▶ **Task to carry out**: Retype every one of the entries below character for character, leaving nothing out and changing nothing.

┄┄┄┄┄┄┄┄┄┄

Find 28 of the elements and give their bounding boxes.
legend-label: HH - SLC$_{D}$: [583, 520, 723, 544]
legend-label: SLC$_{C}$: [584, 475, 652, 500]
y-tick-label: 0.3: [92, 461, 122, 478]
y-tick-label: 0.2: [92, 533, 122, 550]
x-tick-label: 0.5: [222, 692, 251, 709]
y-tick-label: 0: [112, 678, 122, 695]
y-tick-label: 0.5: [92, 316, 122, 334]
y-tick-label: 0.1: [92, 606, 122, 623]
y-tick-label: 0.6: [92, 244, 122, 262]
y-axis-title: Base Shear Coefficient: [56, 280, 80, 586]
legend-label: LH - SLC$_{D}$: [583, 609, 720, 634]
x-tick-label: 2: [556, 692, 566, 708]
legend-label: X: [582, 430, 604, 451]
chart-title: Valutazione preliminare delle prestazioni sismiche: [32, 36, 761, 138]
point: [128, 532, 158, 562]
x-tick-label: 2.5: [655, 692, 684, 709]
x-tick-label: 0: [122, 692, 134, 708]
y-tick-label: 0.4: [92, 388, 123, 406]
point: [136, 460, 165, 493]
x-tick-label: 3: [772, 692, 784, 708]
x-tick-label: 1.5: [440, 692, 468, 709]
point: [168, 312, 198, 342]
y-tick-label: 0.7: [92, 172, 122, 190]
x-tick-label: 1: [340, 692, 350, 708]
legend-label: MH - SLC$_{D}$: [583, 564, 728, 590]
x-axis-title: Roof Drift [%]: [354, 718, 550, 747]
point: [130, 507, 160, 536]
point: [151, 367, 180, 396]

┄┄┄┄┄┄┄┄┄┄

▶ **Response to the task**:
Find 28 of the elements and give their bounding boxes.
legend-label: HH - SLC$_{D}$: [583, 520, 723, 544]
legend-label: SLC$_{C}$: [584, 475, 652, 500]
y-tick-label: 0.3: [92, 461, 122, 478]
y-tick-label: 0.2: [92, 533, 122, 550]
x-tick-label: 0.5: [222, 692, 251, 709]
y-tick-label: 0: [112, 678, 122, 695]
y-tick-label: 0.5: [92, 316, 122, 334]
y-tick-label: 0.1: [92, 606, 122, 623]
y-tick-label: 0.6: [92, 244, 122, 262]
y-axis-title: Base Shear Coefficient: [56, 280, 80, 586]
legend-label: LH - SLC$_{D}$: [583, 609, 720, 634]
x-tick-label: 2: [556, 692, 566, 708]
legend-label: X: [582, 430, 604, 451]
chart-title: Valutazione preliminare delle prestazioni sismiche: [32, 36, 761, 138]
point: [128, 532, 158, 562]
x-tick-label: 2.5: [655, 692, 684, 709]
x-tick-label: 0: [122, 692, 134, 708]
y-tick-label: 0.4: [92, 388, 123, 406]
point: [136, 460, 165, 493]
x-tick-label: 3: [772, 692, 784, 708]
x-tick-label: 1.5: [440, 692, 468, 709]
point: [168, 312, 198, 342]
y-tick-label: 0.7: [92, 172, 122, 190]
x-tick-label: 1: [340, 692, 350, 708]
legend-label: MH - SLC$_{D}$: [583, 564, 728, 590]
x-axis-title: Roof Drift [%]: [354, 718, 550, 747]
point: [130, 507, 160, 536]
point: [151, 367, 180, 396]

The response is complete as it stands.